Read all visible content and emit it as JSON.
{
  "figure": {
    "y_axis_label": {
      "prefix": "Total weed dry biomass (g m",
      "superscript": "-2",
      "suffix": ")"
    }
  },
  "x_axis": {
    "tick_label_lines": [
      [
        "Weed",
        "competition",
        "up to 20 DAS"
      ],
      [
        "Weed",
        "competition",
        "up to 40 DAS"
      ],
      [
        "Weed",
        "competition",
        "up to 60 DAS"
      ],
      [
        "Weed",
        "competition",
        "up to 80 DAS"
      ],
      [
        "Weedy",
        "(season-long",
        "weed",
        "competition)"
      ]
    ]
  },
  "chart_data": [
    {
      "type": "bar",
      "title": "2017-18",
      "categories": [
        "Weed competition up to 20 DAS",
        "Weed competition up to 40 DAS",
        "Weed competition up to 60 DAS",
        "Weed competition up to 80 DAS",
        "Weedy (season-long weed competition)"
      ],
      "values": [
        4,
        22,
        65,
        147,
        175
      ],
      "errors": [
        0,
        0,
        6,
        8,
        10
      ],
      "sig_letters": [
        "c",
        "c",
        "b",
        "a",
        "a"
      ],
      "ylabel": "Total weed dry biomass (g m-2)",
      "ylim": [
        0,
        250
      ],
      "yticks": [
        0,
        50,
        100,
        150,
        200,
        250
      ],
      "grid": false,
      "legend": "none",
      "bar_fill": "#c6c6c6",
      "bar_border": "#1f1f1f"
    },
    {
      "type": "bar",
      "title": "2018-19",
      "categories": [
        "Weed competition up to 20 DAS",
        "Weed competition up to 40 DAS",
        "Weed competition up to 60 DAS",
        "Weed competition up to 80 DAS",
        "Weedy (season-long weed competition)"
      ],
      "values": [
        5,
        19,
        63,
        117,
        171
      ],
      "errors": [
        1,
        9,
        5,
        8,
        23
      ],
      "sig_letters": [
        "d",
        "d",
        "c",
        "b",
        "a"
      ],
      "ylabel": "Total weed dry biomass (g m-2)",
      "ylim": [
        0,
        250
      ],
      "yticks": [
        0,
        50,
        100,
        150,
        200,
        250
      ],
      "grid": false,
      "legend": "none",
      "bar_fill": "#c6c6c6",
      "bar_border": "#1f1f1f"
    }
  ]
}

- **Given request**
Go through the listing and copy all of it exactly.

- **Result of this task**
Read all visible content and emit it as JSON.
{
  "figure": {
    "y_axis_label": {
      "prefix": "Total weed dry biomass (g m",
      "superscript": "-2",
      "suffix": ")"
    }
  },
  "x_axis": {
    "tick_label_lines": [
      [
        "Weed",
        "competition",
        "up to 20 DAS"
      ],
      [
        "Weed",
        "competition",
        "up to 40 DAS"
      ],
      [
        "Weed",
        "competition",
        "up to 60 DAS"
      ],
      [
        "Weed",
        "competition",
        "up to 80 DAS"
      ],
      [
        "Weedy",
        "(season-long",
        "weed",
        "competition)"
      ]
    ]
  },
  "chart_data": [
    {
      "type": "bar",
      "title": "2017-18",
      "categories": [
        "Weed competition up to 20 DAS",
        "Weed competition up to 40 DAS",
        "Weed competition up to 60 DAS",
        "Weed competition up to 80 DAS",
        "Weedy (season-long weed competition)"
      ],
      "values": [
        4,
        22,
        65,
        147,
        175
      ],
      "errors": [
        0,
        0,
        6,
        8,
        10
      ],
      "sig_letters": [
        "c",
        "c",
        "b",
        "a",
        "a"
      ],
      "ylabel": "Total weed dry biomass (g m-2)",
      "ylim": [
        0,
        250
      ],
      "yticks": [
        0,
        50,
        100,
        150,
        200,
        250
      ],
      "grid": false,
      "legend": "none",
      "bar_fill": "#c6c6c6",
      "bar_border": "#1f1f1f"
    },
    {
      "type": "bar",
      "title": "2018-19",
      "categories": [
        "Weed competition up to 20 DAS",
        "Weed competition up to 40 DAS",
        "Weed competition up to 60 DAS",
        "Weed competition up to 80 DAS",
        "Weedy (season-long weed competition)"
      ],
      "values": [
        5,
        19,
        63,
        117,
        171
      ],
      "errors": [
        1,
        9,
        5,
        8,
        23
      ],
      "sig_letters": [
        "d",
        "d",
        "c",
        "b",
        "a"
      ],
      "ylabel": "Total weed dry biomass (g m-2)",
      "ylim": [
        0,
        250
      ],
      "yticks": [
        0,
        50,
        100,
        150,
        200,
        250
      ],
      "grid": false,
      "legend": "none",
      "bar_fill": "#c6c6c6",
      "bar_border": "#1f1f1f"
    }
  ]
}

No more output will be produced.